**Aim of the task:**
Without the images, write out all of the following entries exactly.

**Supplied entries:**

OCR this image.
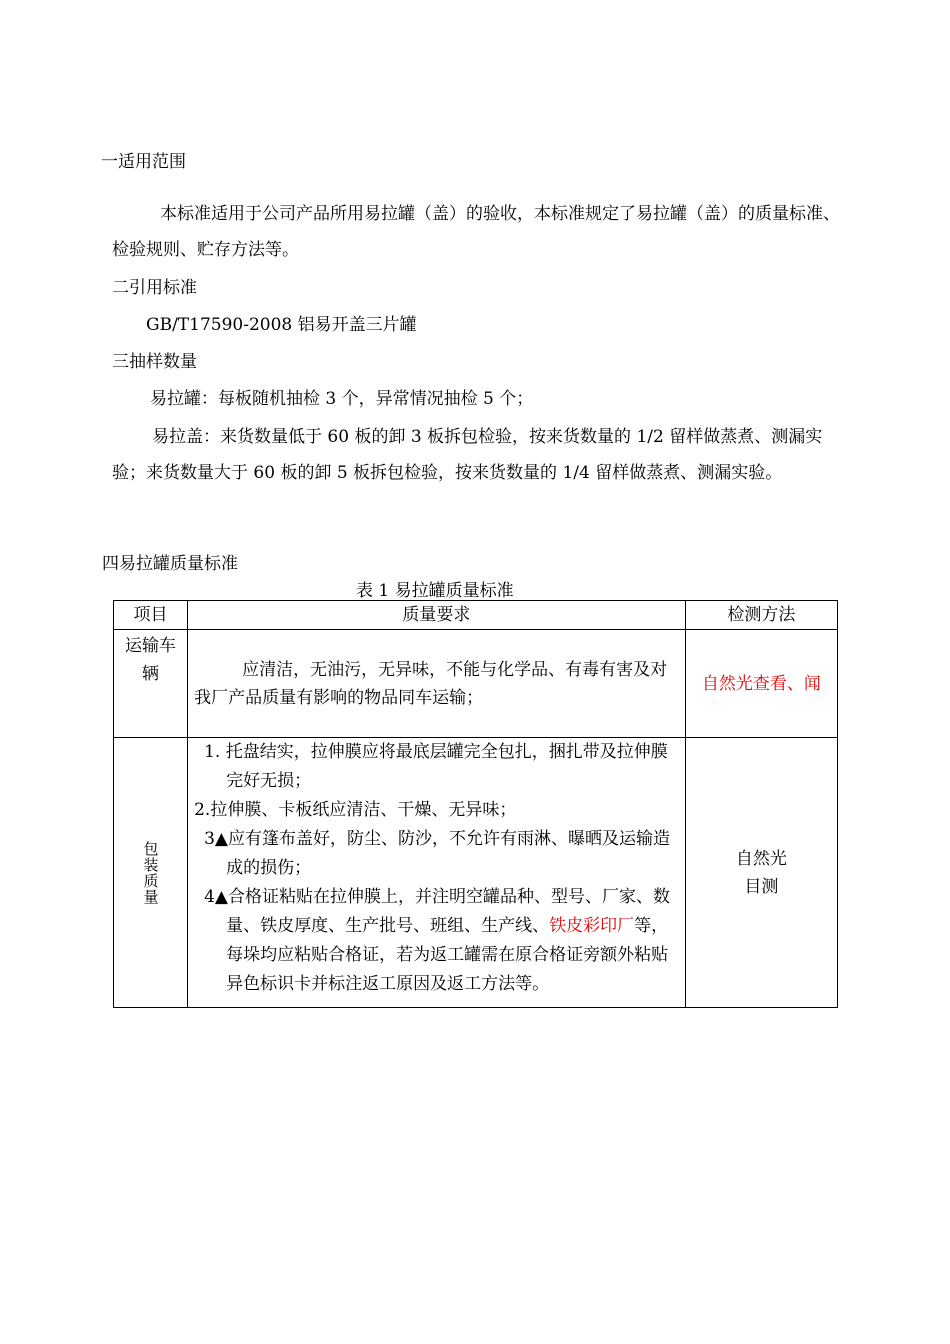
一适用范围
本标准适用于公司产品所用易拉罐（盖）的验收，本标准规定了易拉罐（盖）的质量标准、检验规则、贮存方法等。
二引用标准
GB/T17590-2008 铝易开盖三片罐
三抽样数量
易拉罐：每板随机抽检 3 个，异常情况抽检 5 个；
易拉盖：来货数量低于 60 板的卸 3 板拆包检验，按来货数量的 1/2 留样做蒸煮、测漏实验；来货数量大于 60 板的卸 5 板拆包检验，按来货数量的 1/4 留样做蒸煮、测漏实验。
四易拉罐质量标准
表 1 易拉罐质量标准
项目	质量要求	检测方法

运输车辆	应清洁，无油污，无异味，不能与化学品、有毒有害及对我厂产品质量有影响的物品同车运输；	自然光查看、闻

包装质量	1. 托盘结实，拉伸膜应将最底层罐完全包扎，捆扎带及拉伸膜完好无损；
2.拉伸膜、卡板纸应清洁、干燥、无异味；
3▲应有篷布盖好，防尘、防沙，不允许有雨淋、曝晒及运输造成的损伤；
4▲合格证粘贴在拉伸膜上，并注明空罐品种、型号、厂家、数量、铁皮厚度、生产批号、班组、生产线、铁皮彩印厂等，每垛均应粘贴合格证，若为返工罐需在原合格证旁额外粘贴异色标识卡并标注返工原因及返工方法等。	自然光目测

**Exercise solution:**
OCR this image.
一适用范围
本标准适用于公司产品所用易拉罐（盖）的验收，本标准规定了易拉罐（盖）的质量标准、检验规则、贮存方法等。
二引用标准
GB/T17590-2008 铝易开盖三片罐
三抽样数量
易拉罐：每板随机抽检 3 个，异常情况抽检 5 个；
易拉盖：来货数量低于 60 板的卸 3 板拆包检验，按来货数量的 1/2 留样做蒸煮、测漏实验；来货数量大于 60 板的卸 5 板拆包检验，按来货数量的 1/4 留样做蒸煮、测漏实验。
四易拉罐质量标准
表 1 易拉罐质量标准
项目	质量要求	检测方法

运输车辆	应清洁，无油污，无异味，不能与化学品、有毒有害及对我厂产品质量有影响的物品同车运输；	自然光查看、闻

包装质量	1. 托盘结实，拉伸膜应将最底层罐完全包扎，捆扎带及拉伸膜完好无损；
2.拉伸膜、卡板纸应清洁、干燥、无异味；
3▲应有篷布盖好，防尘、防沙，不允许有雨淋、曝晒及运输造成的损伤；
4▲合格证粘贴在拉伸膜上，并注明空罐品种、型号、厂家、数量、铁皮厚度、生产批号、班组、生产线、铁皮彩印厂等，每垛均应粘贴合格证，若为返工罐需在原合格证旁额外粘贴异色标识卡并标注返工原因及返工方法等。	自然光目测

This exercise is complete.